Structured figure records
====

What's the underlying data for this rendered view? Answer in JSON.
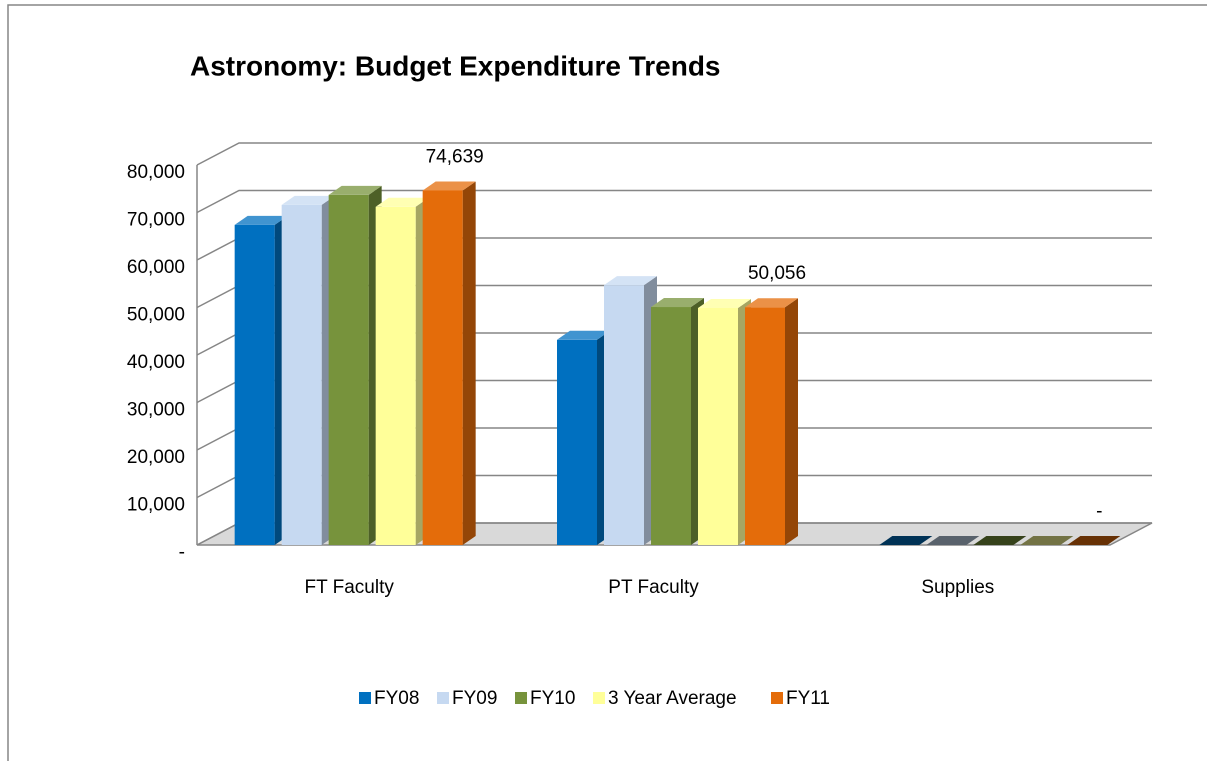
{
  "chart_data": {
    "type": "bar3d",
    "title": "Astronomy: Budget Expenditure Trends",
    "categories": [
      "FT Faculty",
      "PT Faculty",
      "Supplies"
    ],
    "series": [
      {
        "name": "FY08",
        "color": "#0070c0",
        "values": [
          67400,
          43200,
          0
        ]
      },
      {
        "name": "FY09",
        "color": "#c6d9f1",
        "values": [
          71600,
          54700,
          0
        ]
      },
      {
        "name": "FY10",
        "color": "#77933c",
        "values": [
          73700,
          50100,
          0
        ]
      },
      {
        "name": "3 Year Average",
        "color": "#ffff99",
        "values": [
          71200,
          49900,
          0
        ]
      },
      {
        "name": "FY11",
        "color": "#e46c0a",
        "values": [
          74639,
          50056,
          0
        ],
        "value_labels": [
          "74,639",
          "50,056",
          "-"
        ]
      }
    ],
    "ylim": [
      0,
      80000
    ],
    "yticks": [
      {
        "value": 0,
        "label": "-"
      },
      {
        "value": 10000,
        "label": "10,000"
      },
      {
        "value": 20000,
        "label": "20,000"
      },
      {
        "value": 30000,
        "label": "30,000"
      },
      {
        "value": 40000,
        "label": "40,000"
      },
      {
        "value": 50000,
        "label": "50,000"
      },
      {
        "value": 60000,
        "label": "60,000"
      },
      {
        "value": 70000,
        "label": "70,000"
      },
      {
        "value": 80000,
        "label": "80,000"
      }
    ],
    "grid": true,
    "legend": "bottom"
  }
}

====

Make an exact copy of every record, pictures excluded.

FINISHED TASK
What's the underlying data for this rendered view? Answer in JSON.
{
  "chart_data": {
    "type": "bar3d",
    "title": "Astronomy: Budget Expenditure Trends",
    "categories": [
      "FT Faculty",
      "PT Faculty",
      "Supplies"
    ],
    "series": [
      {
        "name": "FY08",
        "color": "#0070c0",
        "values": [
          67400,
          43200,
          0
        ]
      },
      {
        "name": "FY09",
        "color": "#c6d9f1",
        "values": [
          71600,
          54700,
          0
        ]
      },
      {
        "name": "FY10",
        "color": "#77933c",
        "values": [
          73700,
          50100,
          0
        ]
      },
      {
        "name": "3 Year Average",
        "color": "#ffff99",
        "values": [
          71200,
          49900,
          0
        ]
      },
      {
        "name": "FY11",
        "color": "#e46c0a",
        "values": [
          74639,
          50056,
          0
        ],
        "value_labels": [
          "74,639",
          "50,056",
          "-"
        ]
      }
    ],
    "ylim": [
      0,
      80000
    ],
    "yticks": [
      {
        "value": 0,
        "label": "-"
      },
      {
        "value": 10000,
        "label": "10,000"
      },
      {
        "value": 20000,
        "label": "20,000"
      },
      {
        "value": 30000,
        "label": "30,000"
      },
      {
        "value": 40000,
        "label": "40,000"
      },
      {
        "value": 50000,
        "label": "50,000"
      },
      {
        "value": 60000,
        "label": "60,000"
      },
      {
        "value": 70000,
        "label": "70,000"
      },
      {
        "value": 80000,
        "label": "80,000"
      }
    ],
    "grid": true,
    "legend": "bottom"
  }
}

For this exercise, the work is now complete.